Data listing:
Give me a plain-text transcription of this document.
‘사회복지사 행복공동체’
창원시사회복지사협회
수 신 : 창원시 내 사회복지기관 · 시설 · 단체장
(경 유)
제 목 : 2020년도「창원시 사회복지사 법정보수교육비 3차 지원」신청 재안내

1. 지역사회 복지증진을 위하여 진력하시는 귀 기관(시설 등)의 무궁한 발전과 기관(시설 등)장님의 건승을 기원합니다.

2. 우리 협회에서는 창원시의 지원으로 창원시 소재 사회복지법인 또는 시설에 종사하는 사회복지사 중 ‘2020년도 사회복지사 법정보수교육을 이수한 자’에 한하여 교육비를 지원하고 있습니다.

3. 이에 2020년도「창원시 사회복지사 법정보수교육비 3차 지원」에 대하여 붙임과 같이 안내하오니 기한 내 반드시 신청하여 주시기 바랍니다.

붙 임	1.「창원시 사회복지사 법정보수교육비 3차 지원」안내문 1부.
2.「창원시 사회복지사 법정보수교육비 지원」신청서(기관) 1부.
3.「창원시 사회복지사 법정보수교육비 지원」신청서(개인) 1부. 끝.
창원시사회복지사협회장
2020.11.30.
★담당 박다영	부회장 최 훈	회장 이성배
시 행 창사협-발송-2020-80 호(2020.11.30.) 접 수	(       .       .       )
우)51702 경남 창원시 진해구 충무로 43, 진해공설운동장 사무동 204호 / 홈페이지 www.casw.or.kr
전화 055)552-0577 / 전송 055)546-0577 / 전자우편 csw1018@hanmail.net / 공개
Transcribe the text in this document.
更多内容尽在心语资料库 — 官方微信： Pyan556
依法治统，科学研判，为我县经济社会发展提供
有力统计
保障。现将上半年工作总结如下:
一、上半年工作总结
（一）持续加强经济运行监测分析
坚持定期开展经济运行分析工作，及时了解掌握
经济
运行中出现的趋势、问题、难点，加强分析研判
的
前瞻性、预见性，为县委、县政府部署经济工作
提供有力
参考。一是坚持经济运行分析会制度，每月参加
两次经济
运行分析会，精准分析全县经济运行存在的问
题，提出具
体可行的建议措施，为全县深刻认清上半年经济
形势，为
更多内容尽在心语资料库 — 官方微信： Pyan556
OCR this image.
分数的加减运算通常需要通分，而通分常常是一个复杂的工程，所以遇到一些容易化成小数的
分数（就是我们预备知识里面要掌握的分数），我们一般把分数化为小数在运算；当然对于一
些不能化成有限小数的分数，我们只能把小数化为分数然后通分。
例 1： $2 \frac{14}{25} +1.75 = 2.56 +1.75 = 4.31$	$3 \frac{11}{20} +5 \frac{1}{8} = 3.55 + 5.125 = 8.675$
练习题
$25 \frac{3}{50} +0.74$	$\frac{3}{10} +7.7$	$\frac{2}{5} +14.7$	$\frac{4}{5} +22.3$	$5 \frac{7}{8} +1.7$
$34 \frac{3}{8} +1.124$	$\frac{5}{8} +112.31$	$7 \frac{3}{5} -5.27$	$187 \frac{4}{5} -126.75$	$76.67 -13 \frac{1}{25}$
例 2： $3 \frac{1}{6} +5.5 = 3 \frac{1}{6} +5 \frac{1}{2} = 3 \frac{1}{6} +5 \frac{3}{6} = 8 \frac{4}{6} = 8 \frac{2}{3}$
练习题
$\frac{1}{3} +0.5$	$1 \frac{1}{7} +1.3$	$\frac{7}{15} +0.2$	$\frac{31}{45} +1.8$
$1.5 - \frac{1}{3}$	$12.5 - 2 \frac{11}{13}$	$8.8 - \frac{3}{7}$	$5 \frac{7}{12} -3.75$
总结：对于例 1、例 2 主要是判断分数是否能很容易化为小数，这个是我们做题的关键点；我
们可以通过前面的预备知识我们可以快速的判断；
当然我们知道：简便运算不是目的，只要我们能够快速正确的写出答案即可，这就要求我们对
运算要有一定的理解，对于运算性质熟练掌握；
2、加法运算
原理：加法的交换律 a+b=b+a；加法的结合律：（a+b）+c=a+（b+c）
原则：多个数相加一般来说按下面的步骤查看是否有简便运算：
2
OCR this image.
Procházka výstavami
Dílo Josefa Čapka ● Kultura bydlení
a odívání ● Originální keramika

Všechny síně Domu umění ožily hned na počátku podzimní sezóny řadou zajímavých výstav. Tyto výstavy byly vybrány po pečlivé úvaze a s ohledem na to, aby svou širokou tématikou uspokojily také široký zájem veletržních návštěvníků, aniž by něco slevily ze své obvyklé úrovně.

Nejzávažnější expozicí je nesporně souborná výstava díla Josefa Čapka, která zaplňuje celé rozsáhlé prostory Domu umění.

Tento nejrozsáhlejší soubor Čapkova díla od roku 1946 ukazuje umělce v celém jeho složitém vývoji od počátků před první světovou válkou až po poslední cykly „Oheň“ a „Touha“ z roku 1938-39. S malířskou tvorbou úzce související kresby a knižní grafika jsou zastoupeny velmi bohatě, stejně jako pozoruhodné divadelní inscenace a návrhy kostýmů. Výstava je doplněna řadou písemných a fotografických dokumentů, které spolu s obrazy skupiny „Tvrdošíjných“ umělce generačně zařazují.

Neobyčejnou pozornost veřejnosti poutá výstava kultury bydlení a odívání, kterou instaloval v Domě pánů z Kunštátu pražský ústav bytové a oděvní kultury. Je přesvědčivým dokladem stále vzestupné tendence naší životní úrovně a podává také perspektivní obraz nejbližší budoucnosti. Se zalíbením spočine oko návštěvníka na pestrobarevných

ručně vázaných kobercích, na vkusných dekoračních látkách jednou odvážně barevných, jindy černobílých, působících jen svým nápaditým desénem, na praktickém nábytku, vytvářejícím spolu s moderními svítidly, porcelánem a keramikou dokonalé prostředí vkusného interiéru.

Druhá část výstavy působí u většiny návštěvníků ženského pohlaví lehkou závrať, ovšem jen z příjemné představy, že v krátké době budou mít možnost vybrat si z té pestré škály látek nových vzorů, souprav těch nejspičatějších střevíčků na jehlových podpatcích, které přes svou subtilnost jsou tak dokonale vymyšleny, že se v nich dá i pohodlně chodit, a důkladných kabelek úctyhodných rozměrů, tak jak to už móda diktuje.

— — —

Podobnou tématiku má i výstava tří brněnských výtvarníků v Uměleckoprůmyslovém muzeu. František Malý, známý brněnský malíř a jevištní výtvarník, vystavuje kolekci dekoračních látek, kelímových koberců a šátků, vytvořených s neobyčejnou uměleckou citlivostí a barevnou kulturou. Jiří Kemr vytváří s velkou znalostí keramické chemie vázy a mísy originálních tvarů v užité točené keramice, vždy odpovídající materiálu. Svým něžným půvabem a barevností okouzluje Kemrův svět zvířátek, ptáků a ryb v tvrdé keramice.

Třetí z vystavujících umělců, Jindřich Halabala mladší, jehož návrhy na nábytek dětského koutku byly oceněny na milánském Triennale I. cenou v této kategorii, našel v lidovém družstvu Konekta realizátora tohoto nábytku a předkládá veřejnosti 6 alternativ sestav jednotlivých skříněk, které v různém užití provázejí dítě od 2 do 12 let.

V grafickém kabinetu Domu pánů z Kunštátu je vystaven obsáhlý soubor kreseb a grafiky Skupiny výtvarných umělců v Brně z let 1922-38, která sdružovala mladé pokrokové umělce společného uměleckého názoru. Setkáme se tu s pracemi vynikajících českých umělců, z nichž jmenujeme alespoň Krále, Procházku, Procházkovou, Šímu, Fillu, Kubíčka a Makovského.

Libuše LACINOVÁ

§ **What to produce**: Print the complete listing again, exactly as it stands.

§ **Finished exercise**:
Give me a plain-text transcription of this document.
‘사회복지사 행복공동체’
창원시사회복지사협회
수 신 : 창원시 내 사회복지기관 · 시설 · 단체장
(경 유)
제 목 : 2020년도「창원시 사회복지사 법정보수교육비 3차 지원」신청 재안내

1. 지역사회 복지증진을 위하여 진력하시는 귀 기관(시설 등)의 무궁한 발전과 기관(시설 등)장님의 건승을 기원합니다.

2. 우리 협회에서는 창원시의 지원으로 창원시 소재 사회복지법인 또는 시설에 종사하는 사회복지사 중 ‘2020년도 사회복지사 법정보수교육을 이수한 자’에 한하여 교육비를 지원하고 있습니다.

3. 이에 2020년도「창원시 사회복지사 법정보수교육비 3차 지원」에 대하여 붙임과 같이 안내하오니 기한 내 반드시 신청하여 주시기 바랍니다.

붙 임	1.「창원시 사회복지사 법정보수교육비 3차 지원」안내문 1부.
2.「창원시 사회복지사 법정보수교육비 지원」신청서(기관) 1부.
3.「창원시 사회복지사 법정보수교육비 지원」신청서(개인) 1부. 끝.
창원시사회복지사협회장
2020.11.30.
★담당 박다영	부회장 최 훈	회장 이성배
시 행 창사협-발송-2020-80 호(2020.11.30.) 접 수	(       .       .       )
우)51702 경남 창원시 진해구 충무로 43, 진해공설운동장 사무동 204호 / 홈페이지 www.casw.or.kr
전화 055)552-0577 / 전송 055)546-0577 / 전자우편 csw1018@hanmail.net / 공개
Transcribe the text in this document.
更多内容尽在心语资料库 — 官方微信： Pyan556
依法治统，科学研判，为我县经济社会发展提供
有力统计
保障。现将上半年工作总结如下:
一、上半年工作总结
（一）持续加强经济运行监测分析
坚持定期开展经济运行分析工作，及时了解掌握
经济
运行中出现的趋势、问题、难点，加强分析研判
的
前瞻性、预见性，为县委、县政府部署经济工作
提供有力
参考。一是坚持经济运行分析会制度，每月参加
两次经济
运行分析会，精准分析全县经济运行存在的问
题，提出具
体可行的建议措施，为全县深刻认清上半年经济
形势，为
更多内容尽在心语资料库 — 官方微信： Pyan556
OCR this image.
分数的加减运算通常需要通分，而通分常常是一个复杂的工程，所以遇到一些容易化成小数的
分数（就是我们预备知识里面要掌握的分数），我们一般把分数化为小数在运算；当然对于一
些不能化成有限小数的分数，我们只能把小数化为分数然后通分。
例 1： $2 \frac{14}{25} +1.75 = 2.56 +1.75 = 4.31$	$3 \frac{11}{20} +5 \frac{1}{8} = 3.55 + 5.125 = 8.675$
练习题
$25 \frac{3}{50} +0.74$	$\frac{3}{10} +7.7$	$\frac{2}{5} +14.7$	$\frac{4}{5} +22.3$	$5 \frac{7}{8} +1.7$
$34 \frac{3}{8} +1.124$	$\frac{5}{8} +112.31$	$7 \frac{3}{5} -5.27$	$187 \frac{4}{5} -126.75$	$76.67 -13 \frac{1}{25}$
例 2： $3 \frac{1}{6} +5.5 = 3 \frac{1}{6} +5 \frac{1}{2} = 3 \frac{1}{6} +5 \frac{3}{6} = 8 \frac{4}{6} = 8 \frac{2}{3}$
练习题
$\frac{1}{3} +0.5$	$1 \frac{1}{7} +1.3$	$\frac{7}{15} +0.2$	$\frac{31}{45} +1.8$
$1.5 - \frac{1}{3}$	$12.5 - 2 \frac{11}{13}$	$8.8 - \frac{3}{7}$	$5 \frac{7}{12} -3.75$
总结：对于例 1、例 2 主要是判断分数是否能很容易化为小数，这个是我们做题的关键点；我
们可以通过前面的预备知识我们可以快速的判断；
当然我们知道：简便运算不是目的，只要我们能够快速正确的写出答案即可，这就要求我们对
运算要有一定的理解，对于运算性质熟练掌握；
2、加法运算
原理：加法的交换律 a+b=b+a；加法的结合律：（a+b）+c=a+（b+c）
原则：多个数相加一般来说按下面的步骤查看是否有简便运算：
2
OCR this image.
Procházka výstavami
Dílo Josefa Čapka ● Kultura bydlení
a odívání ● Originální keramika

Všechny síně Domu umění ožily hned na počátku podzimní sezóny řadou zajímavých výstav. Tyto výstavy byly vybrány po pečlivé úvaze a s ohledem na to, aby svou širokou tématikou uspokojily také široký zájem veletržních návštěvníků, aniž by něco slevily ze své obvyklé úrovně.

Nejzávažnější expozicí je nesporně souborná výstava díla Josefa Čapka, která zaplňuje celé rozsáhlé prostory Domu umění.

Tento nejrozsáhlejší soubor Čapkova díla od roku 1946 ukazuje umělce v celém jeho složitém vývoji od počátků před první světovou válkou až po poslední cykly „Oheň“ a „Touha“ z roku 1938-39. S malířskou tvorbou úzce související kresby a knižní grafika jsou zastoupeny velmi bohatě, stejně jako pozoruhodné divadelní inscenace a návrhy kostýmů. Výstava je doplněna řadou písemných a fotografických dokumentů, které spolu s obrazy skupiny „Tvrdošíjných“ umělce generačně zařazují.

Neobyčejnou pozornost veřejnosti poutá výstava kultury bydlení a odívání, kterou instaloval v Domě pánů z Kunštátu pražský ústav bytové a oděvní kultury. Je přesvědčivým dokladem stále vzestupné tendence naší životní úrovně a podává také perspektivní obraz nejbližší budoucnosti. Se zalíbením spočine oko návštěvníka na pestrobarevných

ručně vázaných kobercích, na vkusných dekoračních látkách jednou odvážně barevných, jindy černobílých, působících jen svým nápaditým desénem, na praktickém nábytku, vytvářejícím spolu s moderními svítidly, porcelánem a keramikou dokonalé prostředí vkusného interiéru.

Druhá část výstavy působí u většiny návštěvníků ženského pohlaví lehkou závrať, ovšem jen z příjemné představy, že v krátké době budou mít možnost vybrat si z té pestré škály látek nových vzorů, souprav těch nejspičatějších střevíčků na jehlových podpatcích, které přes svou subtilnost jsou tak dokonale vymyšleny, že se v nich dá i pohodlně chodit, a důkladných kabelek úctyhodných rozměrů, tak jak to už móda diktuje.

— — —

Podobnou tématiku má i výstava tří brněnských výtvarníků v Uměleckoprůmyslovém muzeu. František Malý, známý brněnský malíř a jevištní výtvarník, vystavuje kolekci dekoračních látek, kelímových koberců a šátků, vytvořených s neobyčejnou uměleckou citlivostí a barevnou kulturou. Jiří Kemr vytváří s velkou znalostí keramické chemie vázy a mísy originálních tvarů v užité točené keramice, vždy odpovídající materiálu. Svým něžným půvabem a barevností okouzluje Kemrův svět zvířátek, ptáků a ryb v tvrdé keramice.

Třetí z vystavujících umělců, Jindřich Halabala mladší, jehož návrhy na nábytek dětského koutku byly oceněny na milánském Triennale I. cenou v této kategorii, našel v lidovém družstvu Konekta realizátora tohoto nábytku a předkládá veřejnosti 6 alternativ sestav jednotlivých skříněk, které v různém užití provázejí dítě od 2 do 12 let.

V grafickém kabinetu Domu pánů z Kunštátu je vystaven obsáhlý soubor kreseb a grafiky Skupiny výtvarných umělců v Brně z let 1922-38, která sdružovala mladé pokrokové umělce společného uměleckého názoru. Setkáme se tu s pracemi vynikajících českých umělců, z nichž jmenujeme alespoň Krále, Procházku, Procházkovou, Šímu, Fillu, Kubíčka a Makovského.

Libuše LACINOVÁ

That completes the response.